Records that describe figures
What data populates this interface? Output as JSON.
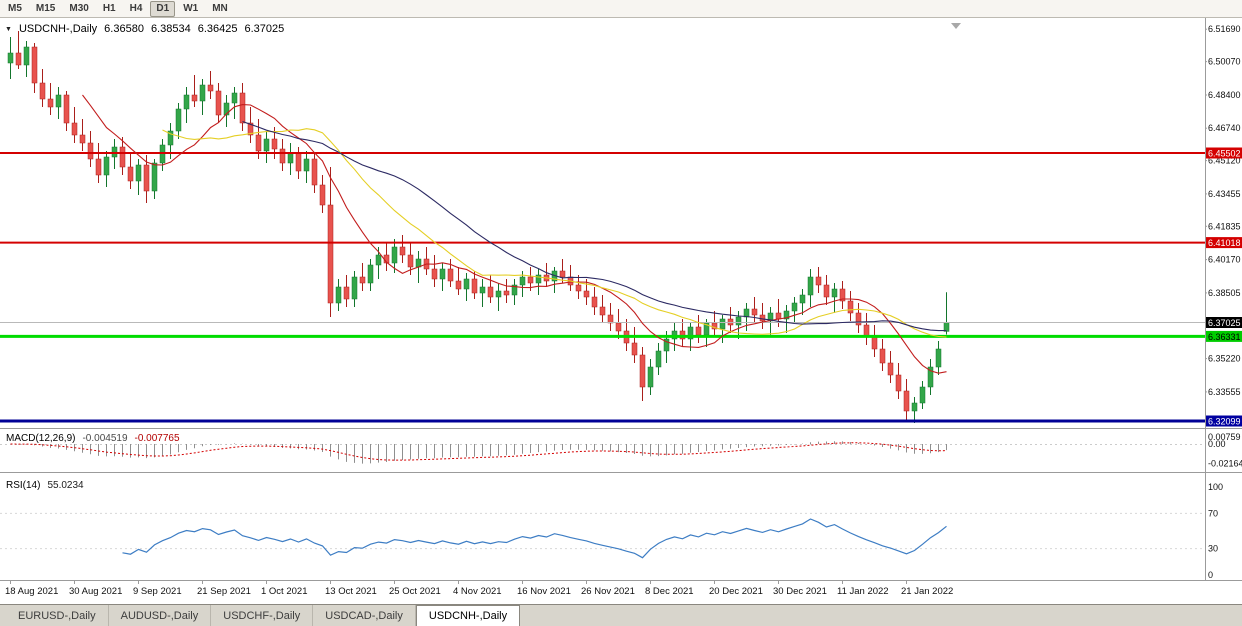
{
  "toolbar": {
    "buttons": [
      "M5",
      "M15",
      "M30",
      "H1",
      "H4",
      "D1",
      "W1",
      "MN"
    ],
    "active": "D1"
  },
  "header": {
    "collapse_icon": "▼",
    "symbol": "USDCNH-,Daily",
    "open": "6.36580",
    "high": "6.38534",
    "low": "6.36425",
    "close": "6.37025"
  },
  "chart_data": {
    "type": "candlestick",
    "symbol": "USDCNH-",
    "timeframe": "Daily",
    "y_range": [
      6.3175,
      6.5205
    ],
    "bull_color": "#33a649",
    "bull_stroke": "#13752c",
    "bear_color": "#e8534e",
    "bear_stroke": "#a91f1b",
    "candles": [
      [
        6.5,
        6.513,
        6.492,
        6.505
      ],
      [
        6.505,
        6.516,
        6.497,
        6.499
      ],
      [
        6.499,
        6.511,
        6.493,
        6.508
      ],
      [
        6.508,
        6.51,
        6.485,
        6.49
      ],
      [
        6.49,
        6.497,
        6.478,
        6.482
      ],
      [
        6.482,
        6.49,
        6.474,
        6.478
      ],
      [
        6.478,
        6.488,
        6.472,
        6.484
      ],
      [
        6.484,
        6.486,
        6.466,
        6.47
      ],
      [
        6.47,
        6.478,
        6.46,
        6.464
      ],
      [
        6.464,
        6.472,
        6.456,
        6.46
      ],
      [
        6.46,
        6.466,
        6.448,
        6.452
      ],
      [
        6.452,
        6.46,
        6.44,
        6.444
      ],
      [
        6.444,
        6.456,
        6.438,
        6.453
      ],
      [
        6.453,
        6.462,
        6.447,
        6.458
      ],
      [
        6.458,
        6.463,
        6.444,
        6.448
      ],
      [
        6.448,
        6.455,
        6.437,
        6.441
      ],
      [
        6.441,
        6.452,
        6.434,
        6.449
      ],
      [
        6.449,
        6.454,
        6.43,
        6.436
      ],
      [
        6.436,
        6.452,
        6.432,
        6.45
      ],
      [
        6.45,
        6.462,
        6.446,
        6.459
      ],
      [
        6.459,
        6.47,
        6.452,
        6.466
      ],
      [
        6.466,
        6.48,
        6.462,
        6.477
      ],
      [
        6.477,
        6.488,
        6.47,
        6.484
      ],
      [
        6.484,
        6.494,
        6.478,
        6.481
      ],
      [
        6.481,
        6.492,
        6.474,
        6.489
      ],
      [
        6.489,
        6.496,
        6.482,
        6.486
      ],
      [
        6.486,
        6.49,
        6.47,
        6.474
      ],
      [
        6.474,
        6.484,
        6.468,
        6.48
      ],
      [
        6.48,
        6.488,
        6.472,
        6.485
      ],
      [
        6.485,
        6.49,
        6.466,
        6.47
      ],
      [
        6.47,
        6.478,
        6.46,
        6.464
      ],
      [
        6.464,
        6.472,
        6.452,
        6.456
      ],
      [
        6.456,
        6.466,
        6.45,
        6.462
      ],
      [
        6.462,
        6.468,
        6.452,
        6.457
      ],
      [
        6.457,
        6.462,
        6.446,
        6.45
      ],
      [
        6.45,
        6.46,
        6.444,
        6.455
      ],
      [
        6.455,
        6.458,
        6.442,
        6.446
      ],
      [
        6.446,
        6.456,
        6.44,
        6.452
      ],
      [
        6.452,
        6.455,
        6.435,
        6.439
      ],
      [
        6.439,
        6.444,
        6.425,
        6.429
      ],
      [
        6.429,
        6.448,
        6.373,
        6.38
      ],
      [
        6.38,
        6.392,
        6.376,
        6.388
      ],
      [
        6.388,
        6.394,
        6.378,
        6.382
      ],
      [
        6.382,
        6.396,
        6.378,
        6.393
      ],
      [
        6.393,
        6.4,
        6.386,
        6.39
      ],
      [
        6.39,
        6.402,
        6.386,
        6.399
      ],
      [
        6.399,
        6.408,
        6.392,
        6.404
      ],
      [
        6.404,
        6.41,
        6.396,
        6.4
      ],
      [
        6.4,
        6.412,
        6.395,
        6.408
      ],
      [
        6.408,
        6.414,
        6.4,
        6.404
      ],
      [
        6.404,
        6.41,
        6.394,
        6.398
      ],
      [
        6.398,
        6.406,
        6.39,
        6.402
      ],
      [
        6.402,
        6.408,
        6.394,
        6.397
      ],
      [
        6.397,
        6.404,
        6.388,
        6.392
      ],
      [
        6.392,
        6.4,
        6.386,
        6.397
      ],
      [
        6.397,
        6.402,
        6.388,
        6.391
      ],
      [
        6.391,
        6.398,
        6.384,
        6.387
      ],
      [
        6.387,
        6.395,
        6.381,
        6.392
      ],
      [
        6.392,
        6.396,
        6.382,
        6.385
      ],
      [
        6.385,
        6.392,
        6.378,
        6.388
      ],
      [
        6.388,
        6.394,
        6.38,
        6.383
      ],
      [
        6.383,
        6.39,
        6.376,
        6.386
      ],
      [
        6.386,
        6.392,
        6.38,
        6.384
      ],
      [
        6.384,
        6.392,
        6.379,
        6.389
      ],
      [
        6.389,
        6.396,
        6.383,
        6.393
      ],
      [
        6.393,
        6.398,
        6.386,
        6.39
      ],
      [
        6.39,
        6.397,
        6.384,
        6.394
      ],
      [
        6.394,
        6.4,
        6.388,
        6.391
      ],
      [
        6.391,
        6.398,
        6.385,
        6.396
      ],
      [
        6.396,
        6.402,
        6.39,
        6.393
      ],
      [
        6.393,
        6.399,
        6.386,
        6.389
      ],
      [
        6.389,
        6.394,
        6.382,
        6.386
      ],
      [
        6.386,
        6.392,
        6.379,
        6.383
      ],
      [
        6.383,
        6.388,
        6.374,
        6.378
      ],
      [
        6.378,
        6.384,
        6.37,
        6.374
      ],
      [
        6.374,
        6.38,
        6.366,
        6.37
      ],
      [
        6.37,
        6.377,
        6.362,
        6.366
      ],
      [
        6.366,
        6.372,
        6.356,
        6.36
      ],
      [
        6.36,
        6.368,
        6.35,
        6.354
      ],
      [
        6.354,
        6.358,
        6.331,
        6.338
      ],
      [
        6.338,
        6.352,
        6.334,
        6.348
      ],
      [
        6.348,
        6.36,
        6.344,
        6.356
      ],
      [
        6.356,
        6.366,
        6.35,
        6.362
      ],
      [
        6.362,
        6.37,
        6.356,
        6.366
      ],
      [
        6.366,
        6.372,
        6.358,
        6.362
      ],
      [
        6.362,
        6.37,
        6.356,
        6.368
      ],
      [
        6.368,
        6.374,
        6.36,
        6.364
      ],
      [
        6.364,
        6.372,
        6.358,
        6.37
      ],
      [
        6.37,
        6.376,
        6.363,
        6.367
      ],
      [
        6.367,
        6.374,
        6.36,
        6.372
      ],
      [
        6.372,
        6.378,
        6.365,
        6.369
      ],
      [
        6.369,
        6.376,
        6.362,
        6.373
      ],
      [
        6.373,
        6.38,
        6.366,
        6.377
      ],
      [
        6.377,
        6.383,
        6.37,
        6.374
      ],
      [
        6.374,
        6.38,
        6.367,
        6.371
      ],
      [
        6.371,
        6.378,
        6.364,
        6.375
      ],
      [
        6.375,
        6.382,
        6.368,
        6.372
      ],
      [
        6.372,
        6.379,
        6.365,
        6.376
      ],
      [
        6.376,
        6.383,
        6.37,
        6.38
      ],
      [
        6.38,
        6.387,
        6.374,
        6.384
      ],
      [
        6.384,
        6.397,
        6.378,
        6.393
      ],
      [
        6.393,
        6.398,
        6.385,
        6.389
      ],
      [
        6.389,
        6.394,
        6.379,
        6.383
      ],
      [
        6.383,
        6.39,
        6.375,
        6.387
      ],
      [
        6.387,
        6.391,
        6.377,
        6.381
      ],
      [
        6.381,
        6.386,
        6.371,
        6.375
      ],
      [
        6.375,
        6.38,
        6.365,
        6.369
      ],
      [
        6.369,
        6.375,
        6.359,
        6.363
      ],
      [
        6.363,
        6.369,
        6.353,
        6.357
      ],
      [
        6.357,
        6.362,
        6.346,
        6.35
      ],
      [
        6.35,
        6.356,
        6.34,
        6.344
      ],
      [
        6.344,
        6.35,
        6.332,
        6.336
      ],
      [
        6.336,
        6.342,
        6.321,
        6.326
      ],
      [
        6.326,
        6.333,
        6.32,
        6.33
      ],
      [
        6.33,
        6.341,
        6.327,
        6.338
      ],
      [
        6.338,
        6.352,
        6.334,
        6.348
      ],
      [
        6.348,
        6.361,
        6.344,
        6.357
      ],
      [
        6.3658,
        6.38534,
        6.36425,
        6.37025
      ]
    ],
    "moving_averages": [
      {
        "period": 10,
        "color": "#c21d1d"
      },
      {
        "period": 20,
        "color": "#e5cf25"
      },
      {
        "period": 30,
        "color": "#2c2a63"
      }
    ],
    "hlines": [
      {
        "price": 6.45502,
        "color": "#d40000",
        "width": 2
      },
      {
        "price": 6.41018,
        "color": "#d40000",
        "width": 2
      },
      {
        "price": 6.37025,
        "color": "#b9b9b9",
        "width": 1
      },
      {
        "price": 6.36331,
        "color": "#00dc00",
        "width": 3
      },
      {
        "price": 6.32099,
        "color": "#000096",
        "width": 3
      }
    ],
    "price_axis": {
      "labels": [
        6.5169,
        6.5007,
        6.484,
        6.4674,
        6.4512,
        6.43455,
        6.41835,
        6.4017,
        6.38505,
        6.3522,
        6.33555
      ],
      "badges": [
        {
          "price": 6.45502,
          "bg": "#d40000",
          "fg": "#ffffff"
        },
        {
          "price": 6.41018,
          "bg": "#d40000",
          "fg": "#ffffff"
        },
        {
          "price": 6.37025,
          "bg": "#000000",
          "fg": "#ffffff"
        },
        {
          "price": 6.36331,
          "bg": "#00cc00",
          "fg": "#000000"
        },
        {
          "price": 6.32099,
          "bg": "#0000a0",
          "fg": "#ffffff"
        }
      ]
    },
    "macd": {
      "title": "MACD(12,26,9)",
      "value_main": "-0.004519",
      "value_signal": "-0.007765",
      "fast": 12,
      "slow": 26,
      "signal": 9,
      "histogram_color": "#8f8f8f",
      "signal_color": "#d40000",
      "axis_labels": [
        {
          "v": 0.00759,
          "label": "0.00759"
        },
        {
          "v": 0,
          "label": "0.00"
        },
        {
          "v": -0.02164,
          "label": "-0.02164"
        }
      ]
    },
    "rsi": {
      "title": "RSI(14)",
      "value": "55.0234",
      "period": 14,
      "line_color": "#3d7dc4",
      "levels": [
        70,
        30
      ],
      "axis_labels": [
        {
          "v": 100,
          "label": "100"
        },
        {
          "v": 70,
          "label": "70"
        },
        {
          "v": 30,
          "label": "30"
        },
        {
          "v": 0,
          "label": "0"
        }
      ]
    },
    "time_axis": [
      {
        "label": "18 Aug 2021",
        "bar": 0
      },
      {
        "label": "30 Aug 2021",
        "bar": 8
      },
      {
        "label": "9 Sep 2021",
        "bar": 16
      },
      {
        "label": "21 Sep 2021",
        "bar": 24
      },
      {
        "label": "1 Oct 2021",
        "bar": 32
      },
      {
        "label": "13 Oct 2021",
        "bar": 40
      },
      {
        "label": "25 Oct 2021",
        "bar": 48
      },
      {
        "label": "4 Nov 2021",
        "bar": 56
      },
      {
        "label": "16 Nov 2021",
        "bar": 64
      },
      {
        "label": "26 Nov 2021",
        "bar": 72
      },
      {
        "label": "8 Dec 2021",
        "bar": 80
      },
      {
        "label": "20 Dec 2021",
        "bar": 88
      },
      {
        "label": "30 Dec 2021",
        "bar": 96
      },
      {
        "label": "11 Jan 2022",
        "bar": 104
      },
      {
        "label": "21 Jan 2022",
        "bar": 112
      }
    ]
  },
  "tabs": {
    "items": [
      {
        "label": "EURUSD-,Daily",
        "active": false
      },
      {
        "label": "AUDUSD-,Daily",
        "active": false
      },
      {
        "label": "USDCHF-,Daily",
        "active": false
      },
      {
        "label": "USDCAD-,Daily",
        "active": false
      },
      {
        "label": "USDCNH-,Daily",
        "active": true
      }
    ]
  }
}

> [WORK REQUIRED]: Return each line with "Daily".

> [OUTPUT FOR THIS TASK]:
    "symbol": "USDCNH-,Daily",
    "timeframe": "Daily",
        "label": "EURUSD-,Daily",
        "label": "AUDUSD-,Daily",
        "label": "USDCHF-,Daily",
        "label": "USDCAD-,Daily",
        "label": "USDCNH-,Daily",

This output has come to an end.